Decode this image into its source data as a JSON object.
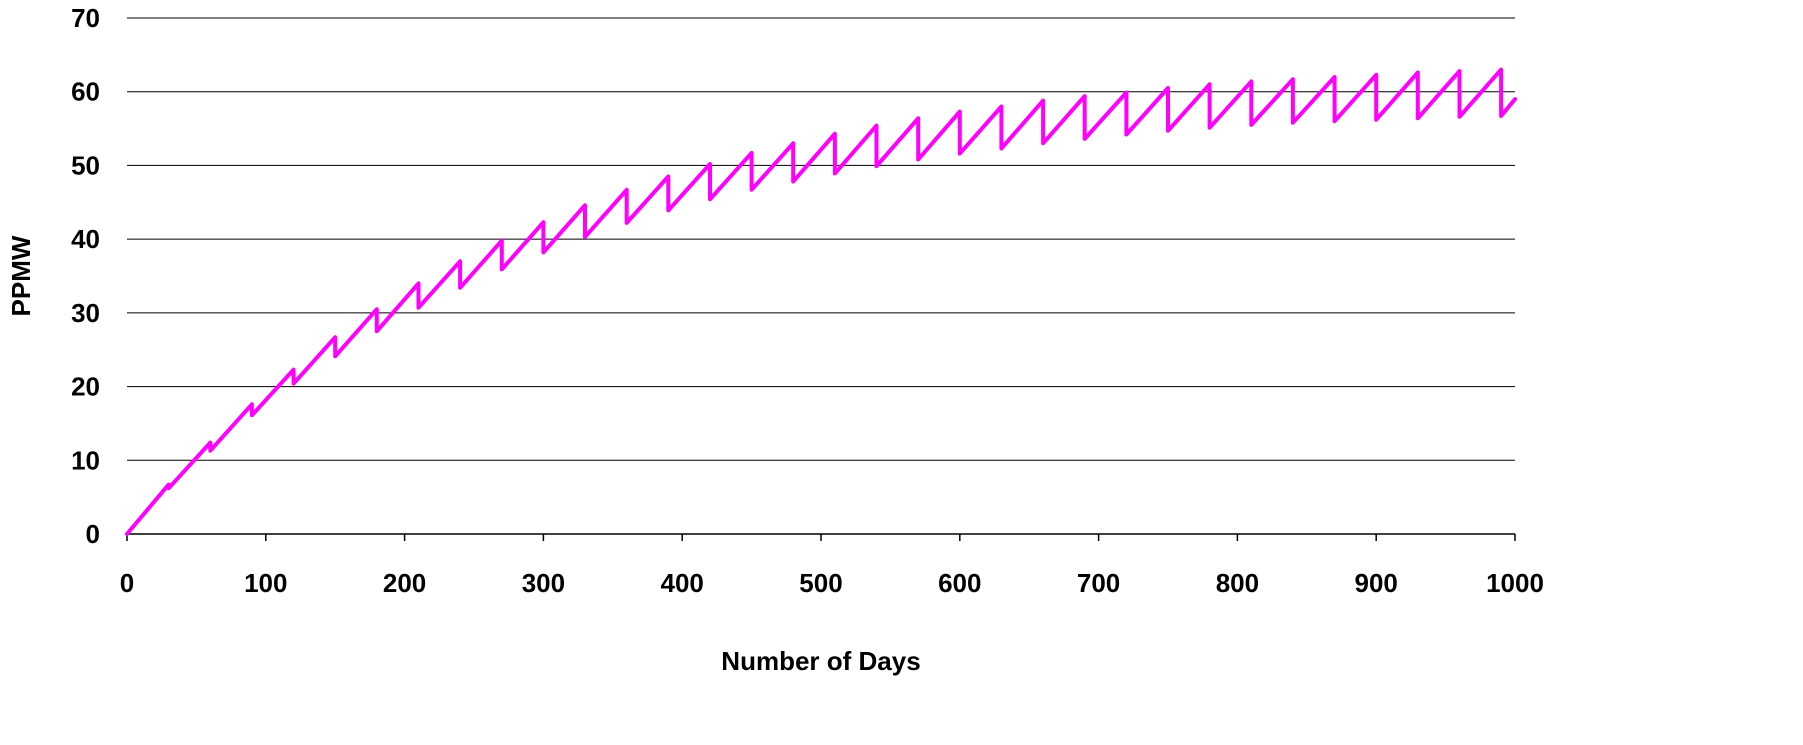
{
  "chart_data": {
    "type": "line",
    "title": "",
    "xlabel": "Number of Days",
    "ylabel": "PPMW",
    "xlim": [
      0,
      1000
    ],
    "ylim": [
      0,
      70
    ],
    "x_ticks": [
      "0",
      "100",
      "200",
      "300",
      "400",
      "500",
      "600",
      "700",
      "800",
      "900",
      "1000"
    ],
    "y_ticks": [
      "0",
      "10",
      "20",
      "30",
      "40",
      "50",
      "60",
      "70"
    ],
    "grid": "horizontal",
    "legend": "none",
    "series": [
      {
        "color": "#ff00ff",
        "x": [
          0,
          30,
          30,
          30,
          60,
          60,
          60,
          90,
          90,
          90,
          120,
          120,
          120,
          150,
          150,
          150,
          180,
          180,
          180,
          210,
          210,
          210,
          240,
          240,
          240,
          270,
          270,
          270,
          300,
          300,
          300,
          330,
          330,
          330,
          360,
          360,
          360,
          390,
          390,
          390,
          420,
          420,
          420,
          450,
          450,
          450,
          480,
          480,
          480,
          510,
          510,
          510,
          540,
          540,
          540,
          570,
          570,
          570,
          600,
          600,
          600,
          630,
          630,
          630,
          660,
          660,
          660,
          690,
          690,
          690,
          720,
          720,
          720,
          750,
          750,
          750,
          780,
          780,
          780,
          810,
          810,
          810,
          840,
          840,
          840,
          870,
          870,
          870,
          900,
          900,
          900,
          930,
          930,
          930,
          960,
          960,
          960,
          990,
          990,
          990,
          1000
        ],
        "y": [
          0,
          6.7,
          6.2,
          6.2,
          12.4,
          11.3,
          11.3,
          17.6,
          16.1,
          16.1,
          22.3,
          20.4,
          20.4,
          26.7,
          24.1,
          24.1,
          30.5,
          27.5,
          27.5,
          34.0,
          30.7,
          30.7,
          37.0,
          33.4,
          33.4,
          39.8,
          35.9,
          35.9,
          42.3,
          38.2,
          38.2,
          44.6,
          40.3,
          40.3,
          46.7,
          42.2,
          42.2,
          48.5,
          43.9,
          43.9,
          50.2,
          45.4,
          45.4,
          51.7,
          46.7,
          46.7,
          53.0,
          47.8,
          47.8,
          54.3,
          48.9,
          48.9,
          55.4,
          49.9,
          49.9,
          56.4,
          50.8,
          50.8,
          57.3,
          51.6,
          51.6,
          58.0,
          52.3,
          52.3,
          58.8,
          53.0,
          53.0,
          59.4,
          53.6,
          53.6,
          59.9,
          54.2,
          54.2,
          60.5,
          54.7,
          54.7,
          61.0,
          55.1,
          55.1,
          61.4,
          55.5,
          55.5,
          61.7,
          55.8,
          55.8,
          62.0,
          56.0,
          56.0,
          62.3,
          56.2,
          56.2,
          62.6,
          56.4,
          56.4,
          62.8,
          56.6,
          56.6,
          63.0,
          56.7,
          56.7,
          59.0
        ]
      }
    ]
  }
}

==========

== Objective ==
Pictures appear in the records above. Output everything except them, exactly.

== Task solution ==
Decode this image into its source data as a JSON object.
{
  "chart_data": {
    "type": "line",
    "title": "",
    "xlabel": "Number of Days",
    "ylabel": "PPMW",
    "xlim": [
      0,
      1000
    ],
    "ylim": [
      0,
      70
    ],
    "x_ticks": [
      "0",
      "100",
      "200",
      "300",
      "400",
      "500",
      "600",
      "700",
      "800",
      "900",
      "1000"
    ],
    "y_ticks": [
      "0",
      "10",
      "20",
      "30",
      "40",
      "50",
      "60",
      "70"
    ],
    "grid": "horizontal",
    "legend": "none",
    "series": [
      {
        "color": "#ff00ff",
        "x": [
          0,
          30,
          30,
          30,
          60,
          60,
          60,
          90,
          90,
          90,
          120,
          120,
          120,
          150,
          150,
          150,
          180,
          180,
          180,
          210,
          210,
          210,
          240,
          240,
          240,
          270,
          270,
          270,
          300,
          300,
          300,
          330,
          330,
          330,
          360,
          360,
          360,
          390,
          390,
          390,
          420,
          420,
          420,
          450,
          450,
          450,
          480,
          480,
          480,
          510,
          510,
          510,
          540,
          540,
          540,
          570,
          570,
          570,
          600,
          600,
          600,
          630,
          630,
          630,
          660,
          660,
          660,
          690,
          690,
          690,
          720,
          720,
          720,
          750,
          750,
          750,
          780,
          780,
          780,
          810,
          810,
          810,
          840,
          840,
          840,
          870,
          870,
          870,
          900,
          900,
          900,
          930,
          930,
          930,
          960,
          960,
          960,
          990,
          990,
          990,
          1000
        ],
        "y": [
          0,
          6.7,
          6.2,
          6.2,
          12.4,
          11.3,
          11.3,
          17.6,
          16.1,
          16.1,
          22.3,
          20.4,
          20.4,
          26.7,
          24.1,
          24.1,
          30.5,
          27.5,
          27.5,
          34.0,
          30.7,
          30.7,
          37.0,
          33.4,
          33.4,
          39.8,
          35.9,
          35.9,
          42.3,
          38.2,
          38.2,
          44.6,
          40.3,
          40.3,
          46.7,
          42.2,
          42.2,
          48.5,
          43.9,
          43.9,
          50.2,
          45.4,
          45.4,
          51.7,
          46.7,
          46.7,
          53.0,
          47.8,
          47.8,
          54.3,
          48.9,
          48.9,
          55.4,
          49.9,
          49.9,
          56.4,
          50.8,
          50.8,
          57.3,
          51.6,
          51.6,
          58.0,
          52.3,
          52.3,
          58.8,
          53.0,
          53.0,
          59.4,
          53.6,
          53.6,
          59.9,
          54.2,
          54.2,
          60.5,
          54.7,
          54.7,
          61.0,
          55.1,
          55.1,
          61.4,
          55.5,
          55.5,
          61.7,
          55.8,
          55.8,
          62.0,
          56.0,
          56.0,
          62.3,
          56.2,
          56.2,
          62.6,
          56.4,
          56.4,
          62.8,
          56.6,
          56.6,
          63.0,
          56.7,
          56.7,
          59.0
        ]
      }
    ]
  }
}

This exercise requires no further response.